--- Exercise data Enclosed Below ---

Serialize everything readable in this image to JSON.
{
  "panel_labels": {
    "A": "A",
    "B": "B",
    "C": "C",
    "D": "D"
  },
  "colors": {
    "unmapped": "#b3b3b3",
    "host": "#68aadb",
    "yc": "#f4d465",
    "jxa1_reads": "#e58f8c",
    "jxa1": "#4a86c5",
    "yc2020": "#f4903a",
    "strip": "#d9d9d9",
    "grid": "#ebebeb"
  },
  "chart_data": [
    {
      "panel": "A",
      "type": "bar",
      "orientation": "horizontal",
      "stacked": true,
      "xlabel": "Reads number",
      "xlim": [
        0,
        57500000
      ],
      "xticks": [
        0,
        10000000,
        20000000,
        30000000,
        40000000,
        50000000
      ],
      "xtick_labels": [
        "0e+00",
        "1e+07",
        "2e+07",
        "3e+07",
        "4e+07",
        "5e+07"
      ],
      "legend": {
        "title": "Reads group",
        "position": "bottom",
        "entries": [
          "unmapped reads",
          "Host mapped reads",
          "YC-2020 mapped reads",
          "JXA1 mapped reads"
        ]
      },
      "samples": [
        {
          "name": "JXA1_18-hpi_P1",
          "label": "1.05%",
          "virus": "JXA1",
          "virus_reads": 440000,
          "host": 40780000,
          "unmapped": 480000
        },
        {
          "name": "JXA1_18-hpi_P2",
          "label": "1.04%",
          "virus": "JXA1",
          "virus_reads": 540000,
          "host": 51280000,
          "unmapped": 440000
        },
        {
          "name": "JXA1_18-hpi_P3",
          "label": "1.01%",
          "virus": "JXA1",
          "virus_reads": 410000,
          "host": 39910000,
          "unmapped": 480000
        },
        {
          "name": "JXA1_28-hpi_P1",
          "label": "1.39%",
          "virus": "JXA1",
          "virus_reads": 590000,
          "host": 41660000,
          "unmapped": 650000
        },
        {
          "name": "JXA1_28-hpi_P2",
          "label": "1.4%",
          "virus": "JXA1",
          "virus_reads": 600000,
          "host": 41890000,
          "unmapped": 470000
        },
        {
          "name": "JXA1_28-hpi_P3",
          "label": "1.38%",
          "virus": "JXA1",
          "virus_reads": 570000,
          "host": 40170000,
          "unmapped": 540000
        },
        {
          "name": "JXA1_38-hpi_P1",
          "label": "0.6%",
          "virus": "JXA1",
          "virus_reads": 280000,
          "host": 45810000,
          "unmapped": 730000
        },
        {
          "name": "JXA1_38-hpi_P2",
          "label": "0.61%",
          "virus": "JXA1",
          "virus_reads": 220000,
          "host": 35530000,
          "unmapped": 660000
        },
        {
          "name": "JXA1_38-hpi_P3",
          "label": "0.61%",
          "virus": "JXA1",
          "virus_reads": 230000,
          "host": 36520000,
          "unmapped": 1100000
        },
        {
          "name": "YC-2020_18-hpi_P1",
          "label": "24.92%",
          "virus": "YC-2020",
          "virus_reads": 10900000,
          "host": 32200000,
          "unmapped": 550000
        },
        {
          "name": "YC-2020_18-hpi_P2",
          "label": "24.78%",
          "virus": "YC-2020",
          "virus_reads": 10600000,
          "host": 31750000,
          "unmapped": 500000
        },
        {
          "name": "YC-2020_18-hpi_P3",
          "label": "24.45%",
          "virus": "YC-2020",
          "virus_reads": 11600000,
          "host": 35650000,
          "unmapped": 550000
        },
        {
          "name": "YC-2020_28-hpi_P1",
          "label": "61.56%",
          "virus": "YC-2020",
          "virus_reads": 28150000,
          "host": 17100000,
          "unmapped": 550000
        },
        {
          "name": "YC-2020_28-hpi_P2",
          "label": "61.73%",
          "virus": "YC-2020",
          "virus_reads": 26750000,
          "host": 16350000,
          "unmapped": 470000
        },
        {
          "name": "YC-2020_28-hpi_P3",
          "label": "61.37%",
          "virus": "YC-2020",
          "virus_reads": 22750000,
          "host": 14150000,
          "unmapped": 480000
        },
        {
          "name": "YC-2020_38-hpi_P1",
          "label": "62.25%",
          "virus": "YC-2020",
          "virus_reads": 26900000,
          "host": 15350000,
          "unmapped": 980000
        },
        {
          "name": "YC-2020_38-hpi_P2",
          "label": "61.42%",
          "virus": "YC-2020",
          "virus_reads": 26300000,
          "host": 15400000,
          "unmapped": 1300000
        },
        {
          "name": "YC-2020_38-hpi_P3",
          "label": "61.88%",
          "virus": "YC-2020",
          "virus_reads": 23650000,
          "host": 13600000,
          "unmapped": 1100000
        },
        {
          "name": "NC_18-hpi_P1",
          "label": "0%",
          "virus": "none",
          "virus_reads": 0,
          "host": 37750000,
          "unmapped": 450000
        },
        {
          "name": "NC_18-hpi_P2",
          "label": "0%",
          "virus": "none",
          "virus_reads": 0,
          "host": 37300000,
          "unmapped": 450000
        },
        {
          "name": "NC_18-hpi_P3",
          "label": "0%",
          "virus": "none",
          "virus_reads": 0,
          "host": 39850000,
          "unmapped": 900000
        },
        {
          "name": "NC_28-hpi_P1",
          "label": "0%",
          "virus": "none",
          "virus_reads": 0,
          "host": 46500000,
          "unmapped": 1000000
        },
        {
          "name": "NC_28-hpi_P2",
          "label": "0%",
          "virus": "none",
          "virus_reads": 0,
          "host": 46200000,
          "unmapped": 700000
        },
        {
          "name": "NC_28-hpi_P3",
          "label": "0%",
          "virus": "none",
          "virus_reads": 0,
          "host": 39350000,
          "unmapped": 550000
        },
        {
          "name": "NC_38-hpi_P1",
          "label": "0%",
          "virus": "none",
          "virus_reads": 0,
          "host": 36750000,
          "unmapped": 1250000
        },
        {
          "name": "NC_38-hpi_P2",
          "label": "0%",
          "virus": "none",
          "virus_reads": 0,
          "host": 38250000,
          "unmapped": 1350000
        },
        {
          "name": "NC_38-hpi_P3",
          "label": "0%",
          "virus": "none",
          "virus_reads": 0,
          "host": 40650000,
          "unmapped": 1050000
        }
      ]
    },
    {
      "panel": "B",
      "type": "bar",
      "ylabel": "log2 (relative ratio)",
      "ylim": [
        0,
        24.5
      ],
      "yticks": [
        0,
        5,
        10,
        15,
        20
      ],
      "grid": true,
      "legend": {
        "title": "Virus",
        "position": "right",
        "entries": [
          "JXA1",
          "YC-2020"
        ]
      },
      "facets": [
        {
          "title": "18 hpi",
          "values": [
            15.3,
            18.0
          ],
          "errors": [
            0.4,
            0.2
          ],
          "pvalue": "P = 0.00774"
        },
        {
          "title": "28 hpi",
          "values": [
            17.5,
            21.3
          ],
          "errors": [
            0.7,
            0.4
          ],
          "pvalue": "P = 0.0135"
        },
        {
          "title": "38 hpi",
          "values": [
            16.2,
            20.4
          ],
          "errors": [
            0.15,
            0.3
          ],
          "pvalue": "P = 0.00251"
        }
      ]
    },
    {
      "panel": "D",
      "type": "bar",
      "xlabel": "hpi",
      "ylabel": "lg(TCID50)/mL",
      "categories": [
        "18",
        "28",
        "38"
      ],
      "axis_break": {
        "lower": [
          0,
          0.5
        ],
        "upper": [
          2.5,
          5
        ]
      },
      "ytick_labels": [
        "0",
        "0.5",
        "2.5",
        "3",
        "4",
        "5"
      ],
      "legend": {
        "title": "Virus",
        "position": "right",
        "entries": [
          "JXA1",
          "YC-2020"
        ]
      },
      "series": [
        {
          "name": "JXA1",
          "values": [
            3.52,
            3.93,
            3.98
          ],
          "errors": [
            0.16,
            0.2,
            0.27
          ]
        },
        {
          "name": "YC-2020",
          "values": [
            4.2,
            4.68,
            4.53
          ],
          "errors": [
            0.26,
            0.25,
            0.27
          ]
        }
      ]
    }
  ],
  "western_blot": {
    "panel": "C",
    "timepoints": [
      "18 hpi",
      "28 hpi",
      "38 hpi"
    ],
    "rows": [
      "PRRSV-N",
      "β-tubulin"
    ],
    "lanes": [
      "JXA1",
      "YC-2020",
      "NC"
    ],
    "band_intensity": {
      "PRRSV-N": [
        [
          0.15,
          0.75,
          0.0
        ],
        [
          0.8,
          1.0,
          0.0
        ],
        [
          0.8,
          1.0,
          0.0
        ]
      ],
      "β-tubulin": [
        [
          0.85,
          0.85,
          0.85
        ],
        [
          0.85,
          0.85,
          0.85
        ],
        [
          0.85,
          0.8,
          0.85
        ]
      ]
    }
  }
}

--- End of Enclosed Exercise data ---

## Task prompt
Write down only how many lines of the entries above include the word "title".

## Output for this task
6